:: Data for this exercise
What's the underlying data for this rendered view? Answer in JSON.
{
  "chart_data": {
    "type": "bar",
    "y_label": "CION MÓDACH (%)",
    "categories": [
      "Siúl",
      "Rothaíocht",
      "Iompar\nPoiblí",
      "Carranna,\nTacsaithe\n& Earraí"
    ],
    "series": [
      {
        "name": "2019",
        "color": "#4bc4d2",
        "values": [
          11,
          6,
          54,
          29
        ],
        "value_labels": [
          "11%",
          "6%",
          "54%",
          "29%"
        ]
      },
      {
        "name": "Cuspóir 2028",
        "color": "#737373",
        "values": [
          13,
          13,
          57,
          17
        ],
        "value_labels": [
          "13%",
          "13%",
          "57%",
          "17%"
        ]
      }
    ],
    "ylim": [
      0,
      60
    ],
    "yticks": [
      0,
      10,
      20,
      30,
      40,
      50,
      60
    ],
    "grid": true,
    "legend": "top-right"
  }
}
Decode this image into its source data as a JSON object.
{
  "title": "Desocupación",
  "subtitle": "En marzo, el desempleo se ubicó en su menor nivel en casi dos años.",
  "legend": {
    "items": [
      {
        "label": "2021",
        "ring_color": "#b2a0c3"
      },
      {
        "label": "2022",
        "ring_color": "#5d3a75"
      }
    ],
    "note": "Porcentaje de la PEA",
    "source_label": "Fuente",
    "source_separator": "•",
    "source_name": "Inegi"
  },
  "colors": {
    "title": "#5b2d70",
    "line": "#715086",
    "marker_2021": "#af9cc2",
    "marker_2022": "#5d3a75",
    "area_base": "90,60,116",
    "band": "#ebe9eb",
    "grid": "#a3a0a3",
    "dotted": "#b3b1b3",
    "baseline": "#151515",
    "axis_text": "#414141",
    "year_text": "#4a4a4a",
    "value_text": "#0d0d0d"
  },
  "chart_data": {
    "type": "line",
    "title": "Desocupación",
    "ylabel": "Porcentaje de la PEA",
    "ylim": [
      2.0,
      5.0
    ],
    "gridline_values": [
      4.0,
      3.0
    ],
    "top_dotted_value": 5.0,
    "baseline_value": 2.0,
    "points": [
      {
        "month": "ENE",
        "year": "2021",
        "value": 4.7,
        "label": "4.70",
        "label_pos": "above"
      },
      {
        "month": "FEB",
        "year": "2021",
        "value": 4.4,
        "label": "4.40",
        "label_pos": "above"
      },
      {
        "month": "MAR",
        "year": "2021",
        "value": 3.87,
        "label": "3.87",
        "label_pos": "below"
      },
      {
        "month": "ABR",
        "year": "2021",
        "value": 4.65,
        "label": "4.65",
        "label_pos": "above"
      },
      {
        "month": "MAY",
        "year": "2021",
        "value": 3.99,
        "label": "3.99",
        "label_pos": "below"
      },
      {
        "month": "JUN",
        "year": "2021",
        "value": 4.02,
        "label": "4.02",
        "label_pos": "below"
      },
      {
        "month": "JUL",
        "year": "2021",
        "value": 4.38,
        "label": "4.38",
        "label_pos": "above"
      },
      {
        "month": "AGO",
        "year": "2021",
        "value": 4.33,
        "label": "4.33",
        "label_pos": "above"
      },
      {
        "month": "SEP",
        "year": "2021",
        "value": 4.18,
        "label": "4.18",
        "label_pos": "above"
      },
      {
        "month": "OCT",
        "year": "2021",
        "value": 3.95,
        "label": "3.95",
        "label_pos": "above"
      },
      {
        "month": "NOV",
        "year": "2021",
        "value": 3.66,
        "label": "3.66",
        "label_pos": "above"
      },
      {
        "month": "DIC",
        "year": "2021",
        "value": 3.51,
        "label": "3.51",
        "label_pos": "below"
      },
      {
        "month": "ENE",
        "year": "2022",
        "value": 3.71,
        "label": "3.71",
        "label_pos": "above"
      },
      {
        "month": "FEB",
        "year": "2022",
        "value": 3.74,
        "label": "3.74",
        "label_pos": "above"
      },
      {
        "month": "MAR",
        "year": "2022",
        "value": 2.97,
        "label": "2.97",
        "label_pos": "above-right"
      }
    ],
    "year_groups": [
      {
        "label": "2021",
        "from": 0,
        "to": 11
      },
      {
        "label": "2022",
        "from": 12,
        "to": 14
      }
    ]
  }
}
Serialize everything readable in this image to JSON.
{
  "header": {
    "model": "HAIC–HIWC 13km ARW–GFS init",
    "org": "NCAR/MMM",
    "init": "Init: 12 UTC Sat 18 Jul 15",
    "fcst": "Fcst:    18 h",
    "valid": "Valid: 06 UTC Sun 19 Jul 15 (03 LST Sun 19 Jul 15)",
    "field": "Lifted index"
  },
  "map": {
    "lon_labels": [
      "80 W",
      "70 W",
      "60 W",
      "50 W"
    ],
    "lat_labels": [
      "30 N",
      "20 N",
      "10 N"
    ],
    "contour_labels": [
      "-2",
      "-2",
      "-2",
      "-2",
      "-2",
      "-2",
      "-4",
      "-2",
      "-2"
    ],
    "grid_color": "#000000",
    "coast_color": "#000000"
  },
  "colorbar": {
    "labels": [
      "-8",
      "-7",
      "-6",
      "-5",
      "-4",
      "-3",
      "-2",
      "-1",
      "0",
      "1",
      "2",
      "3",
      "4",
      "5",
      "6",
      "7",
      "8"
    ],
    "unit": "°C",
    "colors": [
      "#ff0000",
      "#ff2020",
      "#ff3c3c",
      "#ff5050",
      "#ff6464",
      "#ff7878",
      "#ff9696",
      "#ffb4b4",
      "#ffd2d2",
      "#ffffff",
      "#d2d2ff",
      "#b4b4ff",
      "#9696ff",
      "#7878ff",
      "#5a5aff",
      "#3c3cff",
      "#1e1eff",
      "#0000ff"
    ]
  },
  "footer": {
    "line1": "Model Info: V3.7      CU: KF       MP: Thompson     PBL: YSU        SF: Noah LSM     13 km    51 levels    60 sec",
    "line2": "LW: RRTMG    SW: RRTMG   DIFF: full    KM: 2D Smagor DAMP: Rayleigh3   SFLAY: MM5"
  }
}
::::
Give the data again, exactly as it stands.

▶ **Answer to the exercise**:
What's the underlying data for this rendered view? Answer in JSON.
{
  "chart_data": {
    "type": "bar",
    "y_label": "CION MÓDACH (%)",
    "categories": [
      "Siúl",
      "Rothaíocht",
      "Iompar\nPoiblí",
      "Carranna,\nTacsaithe\n& Earraí"
    ],
    "series": [
      {
        "name": "2019",
        "color": "#4bc4d2",
        "values": [
          11,
          6,
          54,
          29
        ],
        "value_labels": [
          "11%",
          "6%",
          "54%",
          "29%"
        ]
      },
      {
        "name": "Cuspóir 2028",
        "color": "#737373",
        "values": [
          13,
          13,
          57,
          17
        ],
        "value_labels": [
          "13%",
          "13%",
          "57%",
          "17%"
        ]
      }
    ],
    "ylim": [
      0,
      60
    ],
    "yticks": [
      0,
      10,
      20,
      30,
      40,
      50,
      60
    ],
    "grid": true,
    "legend": "top-right"
  }
}
Decode this image into its source data as a JSON object.
{
  "title": "Desocupación",
  "subtitle": "En marzo, el desempleo se ubicó en su menor nivel en casi dos años.",
  "legend": {
    "items": [
      {
        "label": "2021",
        "ring_color": "#b2a0c3"
      },
      {
        "label": "2022",
        "ring_color": "#5d3a75"
      }
    ],
    "note": "Porcentaje de la PEA",
    "source_label": "Fuente",
    "source_separator": "•",
    "source_name": "Inegi"
  },
  "colors": {
    "title": "#5b2d70",
    "line": "#715086",
    "marker_2021": "#af9cc2",
    "marker_2022": "#5d3a75",
    "area_base": "90,60,116",
    "band": "#ebe9eb",
    "grid": "#a3a0a3",
    "dotted": "#b3b1b3",
    "baseline": "#151515",
    "axis_text": "#414141",
    "year_text": "#4a4a4a",
    "value_text": "#0d0d0d"
  },
  "chart_data": {
    "type": "line",
    "title": "Desocupación",
    "ylabel": "Porcentaje de la PEA",
    "ylim": [
      2.0,
      5.0
    ],
    "gridline_values": [
      4.0,
      3.0
    ],
    "top_dotted_value": 5.0,
    "baseline_value": 2.0,
    "points": [
      {
        "month": "ENE",
        "year": "2021",
        "value": 4.7,
        "label": "4.70",
        "label_pos": "above"
      },
      {
        "month": "FEB",
        "year": "2021",
        "value": 4.4,
        "label": "4.40",
        "label_pos": "above"
      },
      {
        "month": "MAR",
        "year": "2021",
        "value": 3.87,
        "label": "3.87",
        "label_pos": "below"
      },
      {
        "month": "ABR",
        "year": "2021",
        "value": 4.65,
        "label": "4.65",
        "label_pos": "above"
      },
      {
        "month": "MAY",
        "year": "2021",
        "value": 3.99,
        "label": "3.99",
        "label_pos": "below"
      },
      {
        "month": "JUN",
        "year": "2021",
        "value": 4.02,
        "label": "4.02",
        "label_pos": "below"
      },
      {
        "month": "JUL",
        "year": "2021",
        "value": 4.38,
        "label": "4.38",
        "label_pos": "above"
      },
      {
        "month": "AGO",
        "year": "2021",
        "value": 4.33,
        "label": "4.33",
        "label_pos": "above"
      },
      {
        "month": "SEP",
        "year": "2021",
        "value": 4.18,
        "label": "4.18",
        "label_pos": "above"
      },
      {
        "month": "OCT",
        "year": "2021",
        "value": 3.95,
        "label": "3.95",
        "label_pos": "above"
      },
      {
        "month": "NOV",
        "year": "2021",
        "value": 3.66,
        "label": "3.66",
        "label_pos": "above"
      },
      {
        "month": "DIC",
        "year": "2021",
        "value": 3.51,
        "label": "3.51",
        "label_pos": "below"
      },
      {
        "month": "ENE",
        "year": "2022",
        "value": 3.71,
        "label": "3.71",
        "label_pos": "above"
      },
      {
        "month": "FEB",
        "year": "2022",
        "value": 3.74,
        "label": "3.74",
        "label_pos": "above"
      },
      {
        "month": "MAR",
        "year": "2022",
        "value": 2.97,
        "label": "2.97",
        "label_pos": "above-right"
      }
    ],
    "year_groups": [
      {
        "label": "2021",
        "from": 0,
        "to": 11
      },
      {
        "label": "2022",
        "from": 12,
        "to": 14
      }
    ]
  }
}
Serialize everything readable in this image to JSON.
{
  "header": {
    "model": "HAIC–HIWC 13km ARW–GFS init",
    "org": "NCAR/MMM",
    "init": "Init: 12 UTC Sat 18 Jul 15",
    "fcst": "Fcst:    18 h",
    "valid": "Valid: 06 UTC Sun 19 Jul 15 (03 LST Sun 19 Jul 15)",
    "field": "Lifted index"
  },
  "map": {
    "lon_labels": [
      "80 W",
      "70 W",
      "60 W",
      "50 W"
    ],
    "lat_labels": [
      "30 N",
      "20 N",
      "10 N"
    ],
    "contour_labels": [
      "-2",
      "-2",
      "-2",
      "-2",
      "-2",
      "-2",
      "-4",
      "-2",
      "-2"
    ],
    "grid_color": "#000000",
    "coast_color": "#000000"
  },
  "colorbar": {
    "labels": [
      "-8",
      "-7",
      "-6",
      "-5",
      "-4",
      "-3",
      "-2",
      "-1",
      "0",
      "1",
      "2",
      "3",
      "4",
      "5",
      "6",
      "7",
      "8"
    ],
    "unit": "°C",
    "colors": [
      "#ff0000",
      "#ff2020",
      "#ff3c3c",
      "#ff5050",
      "#ff6464",
      "#ff7878",
      "#ff9696",
      "#ffb4b4",
      "#ffd2d2",
      "#ffffff",
      "#d2d2ff",
      "#b4b4ff",
      "#9696ff",
      "#7878ff",
      "#5a5aff",
      "#3c3cff",
      "#1e1eff",
      "#0000ff"
    ]
  },
  "footer": {
    "line1": "Model Info: V3.7      CU: KF       MP: Thompson     PBL: YSU        SF: Noah LSM     13 km    51 levels    60 sec",
    "line2": "LW: RRTMG    SW: RRTMG   DIFF: full    KM: 2D Smagor DAMP: Rayleigh3   SFLAY: MM5"
  }
}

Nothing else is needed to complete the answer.